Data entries
========
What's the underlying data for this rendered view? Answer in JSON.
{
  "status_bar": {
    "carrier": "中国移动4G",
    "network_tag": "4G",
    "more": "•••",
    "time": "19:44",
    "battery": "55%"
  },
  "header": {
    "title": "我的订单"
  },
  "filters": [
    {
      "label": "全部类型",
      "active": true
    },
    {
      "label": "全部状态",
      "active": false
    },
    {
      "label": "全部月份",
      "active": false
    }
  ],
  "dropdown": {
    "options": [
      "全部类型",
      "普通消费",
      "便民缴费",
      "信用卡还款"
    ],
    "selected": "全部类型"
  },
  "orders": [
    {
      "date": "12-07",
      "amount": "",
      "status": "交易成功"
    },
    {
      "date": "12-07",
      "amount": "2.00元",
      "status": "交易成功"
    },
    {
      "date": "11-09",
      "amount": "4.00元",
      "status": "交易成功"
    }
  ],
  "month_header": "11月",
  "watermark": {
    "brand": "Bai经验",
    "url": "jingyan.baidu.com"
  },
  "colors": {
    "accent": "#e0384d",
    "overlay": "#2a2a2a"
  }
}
========
■ Written problem: Reproduce the entries above exactly.

■ Answer to this problem:
What's the underlying data for this rendered view? Answer in JSON.
{
  "status_bar": {
    "carrier": "中国移动4G",
    "network_tag": "4G",
    "more": "•••",
    "time": "19:44",
    "battery": "55%"
  },
  "header": {
    "title": "我的订单"
  },
  "filters": [
    {
      "label": "全部类型",
      "active": true
    },
    {
      "label": "全部状态",
      "active": false
    },
    {
      "label": "全部月份",
      "active": false
    }
  ],
  "dropdown": {
    "options": [
      "全部类型",
      "普通消费",
      "便民缴费",
      "信用卡还款"
    ],
    "selected": "全部类型"
  },
  "orders": [
    {
      "date": "12-07",
      "amount": "",
      "status": "交易成功"
    },
    {
      "date": "12-07",
      "amount": "2.00元",
      "status": "交易成功"
    },
    {
      "date": "11-09",
      "amount": "4.00元",
      "status": "交易成功"
    }
  ],
  "month_header": "11月",
  "watermark": {
    "brand": "Bai经验",
    "url": "jingyan.baidu.com"
  },
  "colors": {
    "accent": "#e0384d",
    "overlay": "#2a2a2a"
  }
}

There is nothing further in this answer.